Exercise objective:
Type out the records that follow, exactly as given.

Extracted data entries
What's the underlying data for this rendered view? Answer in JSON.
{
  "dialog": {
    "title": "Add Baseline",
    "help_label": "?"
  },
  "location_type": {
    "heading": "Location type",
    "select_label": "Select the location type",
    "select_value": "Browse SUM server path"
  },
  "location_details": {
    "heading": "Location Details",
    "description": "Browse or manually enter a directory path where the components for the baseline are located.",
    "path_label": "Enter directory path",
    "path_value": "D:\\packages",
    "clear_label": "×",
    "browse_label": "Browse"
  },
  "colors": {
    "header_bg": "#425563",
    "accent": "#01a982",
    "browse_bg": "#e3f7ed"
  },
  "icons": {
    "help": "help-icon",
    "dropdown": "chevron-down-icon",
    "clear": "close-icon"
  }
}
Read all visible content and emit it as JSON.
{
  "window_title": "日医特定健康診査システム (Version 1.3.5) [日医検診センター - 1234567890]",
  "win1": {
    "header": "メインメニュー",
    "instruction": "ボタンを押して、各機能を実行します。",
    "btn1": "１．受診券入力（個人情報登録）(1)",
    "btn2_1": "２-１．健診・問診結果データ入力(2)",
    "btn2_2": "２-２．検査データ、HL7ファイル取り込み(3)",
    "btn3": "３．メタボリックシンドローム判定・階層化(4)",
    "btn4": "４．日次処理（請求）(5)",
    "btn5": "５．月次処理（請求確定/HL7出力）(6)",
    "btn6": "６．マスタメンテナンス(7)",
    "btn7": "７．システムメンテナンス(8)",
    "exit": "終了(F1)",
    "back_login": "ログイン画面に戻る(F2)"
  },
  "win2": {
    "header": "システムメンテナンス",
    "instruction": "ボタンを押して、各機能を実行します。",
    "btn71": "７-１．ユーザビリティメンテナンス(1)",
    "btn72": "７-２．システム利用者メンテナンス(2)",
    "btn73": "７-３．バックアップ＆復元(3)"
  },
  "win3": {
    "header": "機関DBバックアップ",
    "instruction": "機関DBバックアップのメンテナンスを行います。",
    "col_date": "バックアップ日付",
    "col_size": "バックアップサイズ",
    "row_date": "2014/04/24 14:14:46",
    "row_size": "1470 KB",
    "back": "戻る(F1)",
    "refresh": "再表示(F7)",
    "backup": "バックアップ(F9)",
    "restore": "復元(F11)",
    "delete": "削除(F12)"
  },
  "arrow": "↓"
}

Written answer:
What's the underlying data for this rendered view? Answer in JSON.
{
  "dialog": {
    "title": "Add Baseline",
    "help_label": "?"
  },
  "location_type": {
    "heading": "Location type",
    "select_label": "Select the location type",
    "select_value": "Browse SUM server path"
  },
  "location_details": {
    "heading": "Location Details",
    "description": "Browse or manually enter a directory path where the components for the baseline are located.",
    "path_label": "Enter directory path",
    "path_value": "D:\\packages",
    "clear_label": "×",
    "browse_label": "Browse"
  },
  "colors": {
    "header_bg": "#425563",
    "accent": "#01a982",
    "browse_bg": "#e3f7ed"
  },
  "icons": {
    "help": "help-icon",
    "dropdown": "chevron-down-icon",
    "clear": "close-icon"
  }
}
Read all visible content and emit it as JSON.
{
  "window_title": "日医特定健康診査システム (Version 1.3.5) [日医検診センター - 1234567890]",
  "win1": {
    "header": "メインメニュー",
    "instruction": "ボタンを押して、各機能を実行します。",
    "btn1": "１．受診券入力（個人情報登録）(1)",
    "btn2_1": "２-１．健診・問診結果データ入力(2)",
    "btn2_2": "２-２．検査データ、HL7ファイル取り込み(3)",
    "btn3": "３．メタボリックシンドローム判定・階層化(4)",
    "btn4": "４．日次処理（請求）(5)",
    "btn5": "５．月次処理（請求確定/HL7出力）(6)",
    "btn6": "６．マスタメンテナンス(7)",
    "btn7": "７．システムメンテナンス(8)",
    "exit": "終了(F1)",
    "back_login": "ログイン画面に戻る(F2)"
  },
  "win2": {
    "header": "システムメンテナンス",
    "instruction": "ボタンを押して、各機能を実行します。",
    "btn71": "７-１．ユーザビリティメンテナンス(1)",
    "btn72": "７-２．システム利用者メンテナンス(2)",
    "btn73": "７-３．バックアップ＆復元(3)"
  },
  "win3": {
    "header": "機関DBバックアップ",
    "instruction": "機関DBバックアップのメンテナンスを行います。",
    "col_date": "バックアップ日付",
    "col_size": "バックアップサイズ",
    "row_date": "2014/04/24 14:14:46",
    "row_size": "1470 KB",
    "back": "戻る(F1)",
    "refresh": "再表示(F7)",
    "backup": "バックアップ(F9)",
    "restore": "復元(F11)",
    "delete": "削除(F12)"
  },
  "arrow": "↓"
}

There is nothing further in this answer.